> SUPPLIED DATA
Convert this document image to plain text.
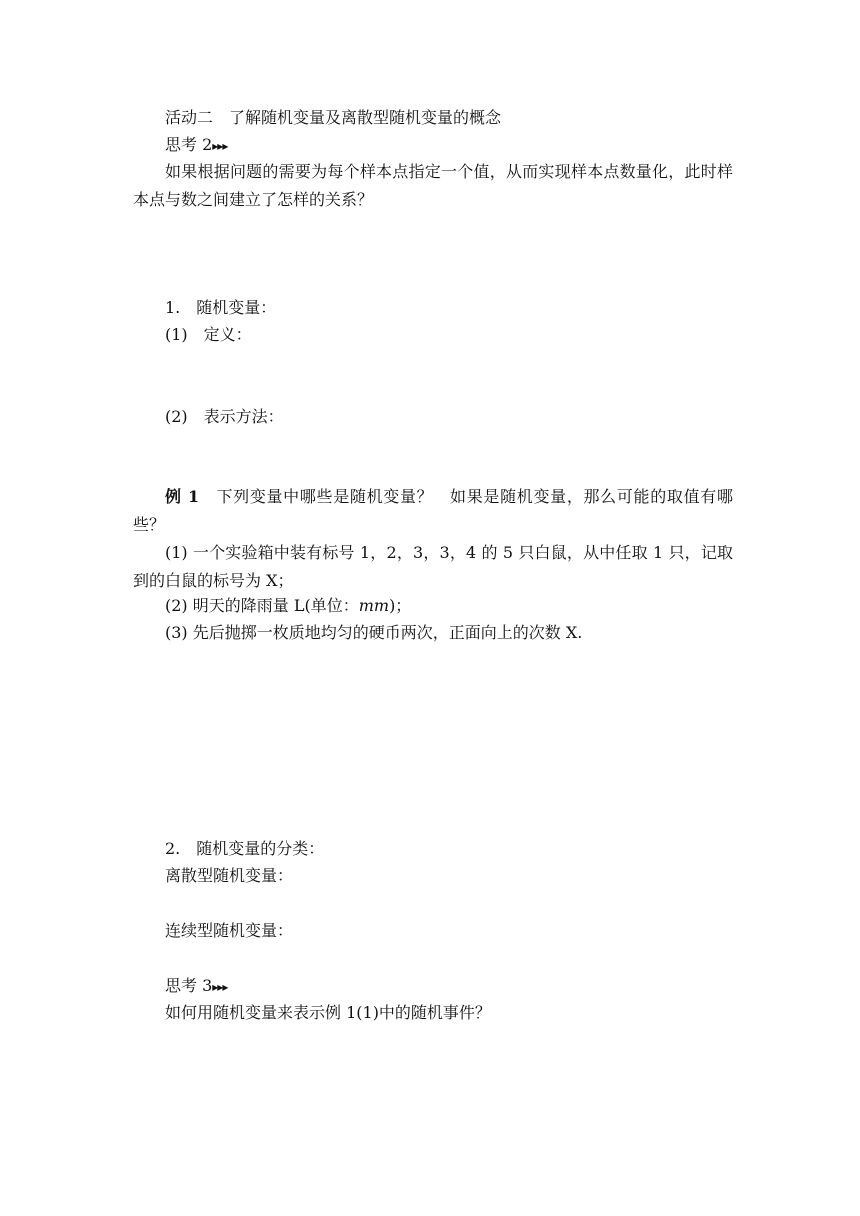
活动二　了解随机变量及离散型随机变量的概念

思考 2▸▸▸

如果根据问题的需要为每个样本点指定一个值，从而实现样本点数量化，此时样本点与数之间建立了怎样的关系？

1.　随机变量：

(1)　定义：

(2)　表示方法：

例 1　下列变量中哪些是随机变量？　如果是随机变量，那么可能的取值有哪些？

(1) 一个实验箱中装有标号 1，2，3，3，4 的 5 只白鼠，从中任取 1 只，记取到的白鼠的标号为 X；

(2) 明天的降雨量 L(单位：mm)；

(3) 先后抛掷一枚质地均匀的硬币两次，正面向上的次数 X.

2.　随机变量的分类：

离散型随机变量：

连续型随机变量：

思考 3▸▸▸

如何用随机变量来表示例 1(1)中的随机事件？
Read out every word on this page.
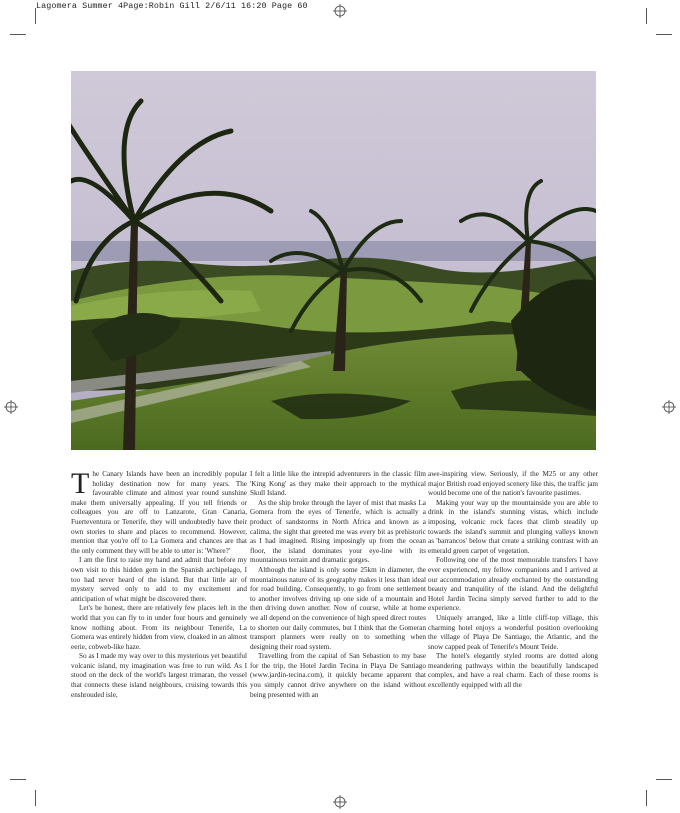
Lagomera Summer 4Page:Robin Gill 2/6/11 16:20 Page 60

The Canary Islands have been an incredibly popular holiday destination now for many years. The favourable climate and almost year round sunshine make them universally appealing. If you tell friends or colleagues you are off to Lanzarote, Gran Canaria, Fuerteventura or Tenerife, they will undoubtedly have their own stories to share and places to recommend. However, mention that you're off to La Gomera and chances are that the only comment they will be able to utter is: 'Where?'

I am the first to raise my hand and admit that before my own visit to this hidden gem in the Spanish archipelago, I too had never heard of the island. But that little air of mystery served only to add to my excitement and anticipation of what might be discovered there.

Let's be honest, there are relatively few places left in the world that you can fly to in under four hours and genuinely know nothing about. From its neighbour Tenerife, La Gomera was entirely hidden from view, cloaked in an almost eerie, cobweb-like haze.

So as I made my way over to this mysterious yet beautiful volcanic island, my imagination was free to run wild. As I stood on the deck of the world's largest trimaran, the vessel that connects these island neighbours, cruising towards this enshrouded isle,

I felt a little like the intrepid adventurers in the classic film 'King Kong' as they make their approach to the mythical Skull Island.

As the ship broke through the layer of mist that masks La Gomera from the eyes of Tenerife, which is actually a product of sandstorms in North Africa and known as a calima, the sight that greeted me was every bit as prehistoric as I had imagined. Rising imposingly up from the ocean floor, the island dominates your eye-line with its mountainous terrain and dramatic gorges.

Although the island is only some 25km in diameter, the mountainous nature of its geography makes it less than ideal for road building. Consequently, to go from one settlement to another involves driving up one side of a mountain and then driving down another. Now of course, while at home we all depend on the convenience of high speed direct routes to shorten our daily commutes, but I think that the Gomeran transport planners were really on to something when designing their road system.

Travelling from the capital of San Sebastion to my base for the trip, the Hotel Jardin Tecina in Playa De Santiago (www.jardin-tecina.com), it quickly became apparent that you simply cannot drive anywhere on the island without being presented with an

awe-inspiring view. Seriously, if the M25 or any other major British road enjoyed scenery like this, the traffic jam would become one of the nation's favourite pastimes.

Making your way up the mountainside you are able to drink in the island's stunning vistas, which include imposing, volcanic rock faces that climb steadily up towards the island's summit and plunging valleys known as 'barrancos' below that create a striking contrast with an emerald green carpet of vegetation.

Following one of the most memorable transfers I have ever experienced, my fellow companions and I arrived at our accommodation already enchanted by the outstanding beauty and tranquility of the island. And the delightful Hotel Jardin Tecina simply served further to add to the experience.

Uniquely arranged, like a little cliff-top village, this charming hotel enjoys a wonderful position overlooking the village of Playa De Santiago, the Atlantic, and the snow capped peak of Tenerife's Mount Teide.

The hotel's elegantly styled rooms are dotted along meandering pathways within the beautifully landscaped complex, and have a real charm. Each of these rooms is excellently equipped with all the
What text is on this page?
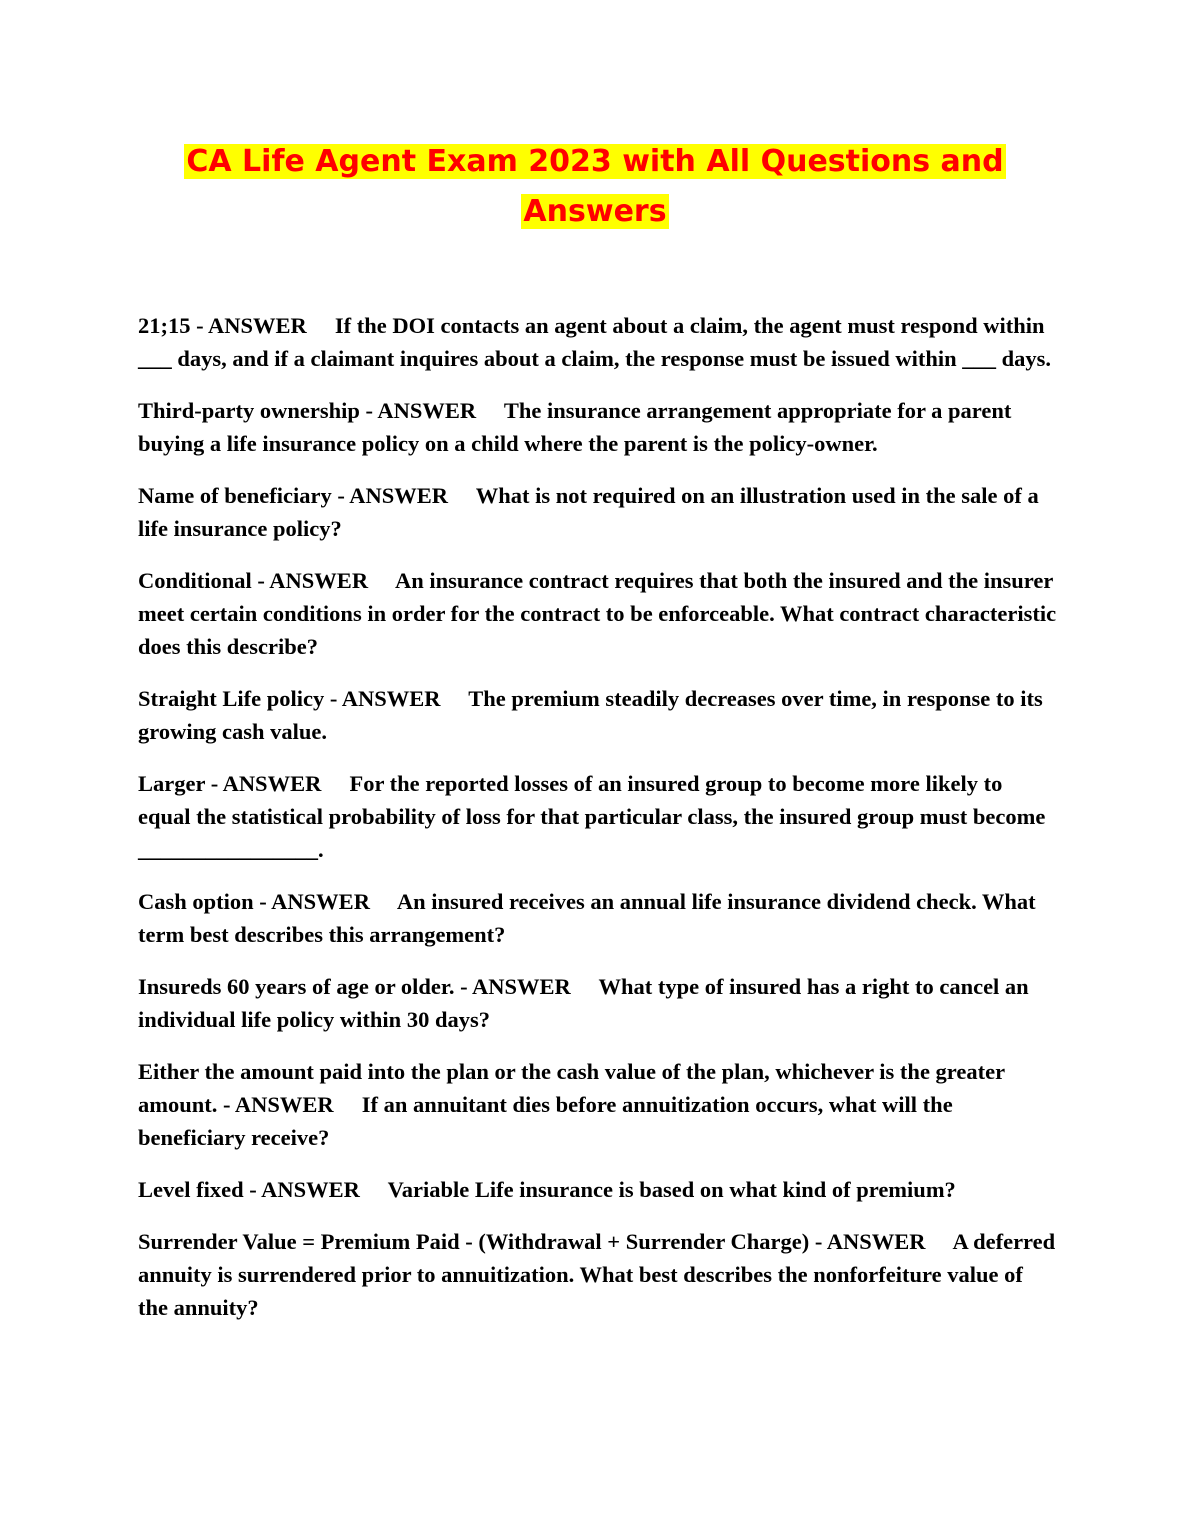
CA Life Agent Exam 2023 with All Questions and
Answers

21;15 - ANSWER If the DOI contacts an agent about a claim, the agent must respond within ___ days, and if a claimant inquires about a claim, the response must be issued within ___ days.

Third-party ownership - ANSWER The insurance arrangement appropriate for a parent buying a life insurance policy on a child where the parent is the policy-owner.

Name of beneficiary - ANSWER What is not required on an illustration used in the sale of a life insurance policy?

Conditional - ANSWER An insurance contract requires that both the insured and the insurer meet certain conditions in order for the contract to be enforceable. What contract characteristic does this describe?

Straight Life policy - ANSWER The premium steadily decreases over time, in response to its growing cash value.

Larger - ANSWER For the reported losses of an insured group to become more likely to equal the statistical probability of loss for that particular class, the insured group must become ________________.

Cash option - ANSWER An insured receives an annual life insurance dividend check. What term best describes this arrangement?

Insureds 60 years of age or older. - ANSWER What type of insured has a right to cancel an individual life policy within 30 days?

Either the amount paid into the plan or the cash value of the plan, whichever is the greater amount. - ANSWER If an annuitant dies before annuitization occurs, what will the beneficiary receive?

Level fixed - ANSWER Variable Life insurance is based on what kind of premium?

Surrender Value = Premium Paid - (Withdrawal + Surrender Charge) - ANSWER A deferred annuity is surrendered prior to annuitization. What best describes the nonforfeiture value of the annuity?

==

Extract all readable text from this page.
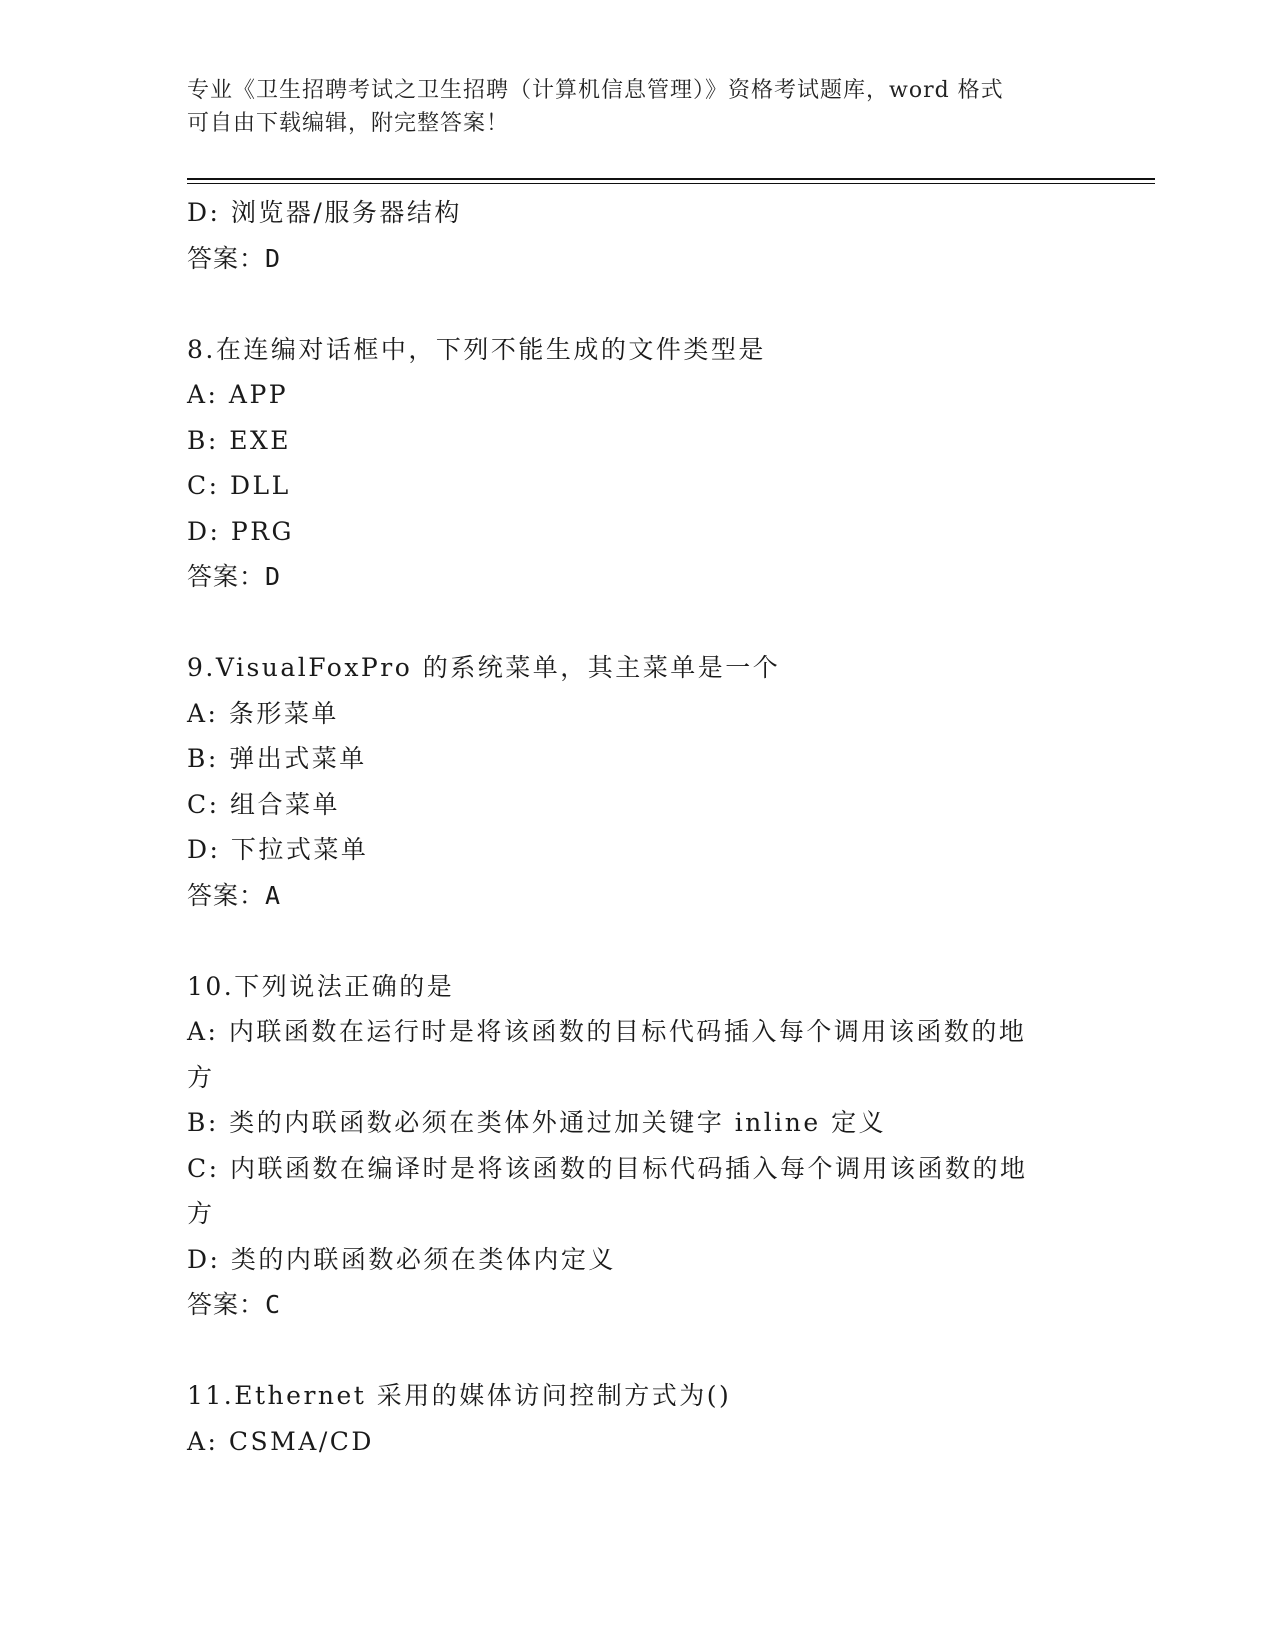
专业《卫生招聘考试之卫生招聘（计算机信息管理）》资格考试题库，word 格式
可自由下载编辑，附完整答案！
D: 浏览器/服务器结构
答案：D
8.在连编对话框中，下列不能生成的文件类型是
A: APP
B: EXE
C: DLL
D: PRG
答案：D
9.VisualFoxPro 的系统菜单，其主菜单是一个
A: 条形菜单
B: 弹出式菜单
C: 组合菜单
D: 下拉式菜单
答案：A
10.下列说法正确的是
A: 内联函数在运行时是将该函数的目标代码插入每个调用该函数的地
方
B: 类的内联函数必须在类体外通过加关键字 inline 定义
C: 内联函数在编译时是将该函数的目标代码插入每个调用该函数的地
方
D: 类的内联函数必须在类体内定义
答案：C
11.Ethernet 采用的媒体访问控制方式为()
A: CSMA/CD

> REQUIRED TASK
Which lines hold the word "insured"? Show each one.

> CORRECT OUTPUT
Conditional - ANSWER An insurance contract requires that both the insured and the insurer meet certain conditions in order for the contract to be enforceable. What contract characteristic does this describe?
Larger - ANSWER For the reported losses of an insured group to become more likely to equal the statistical probability of loss for that particular class, the insured group must become ________________.
Cash option - ANSWER An insured receives an annual life insurance dividend check. What term best describes this arrangement?
Insureds 60 years of age or older. - ANSWER What type of insured has a right to cancel an individual life policy within 30 days?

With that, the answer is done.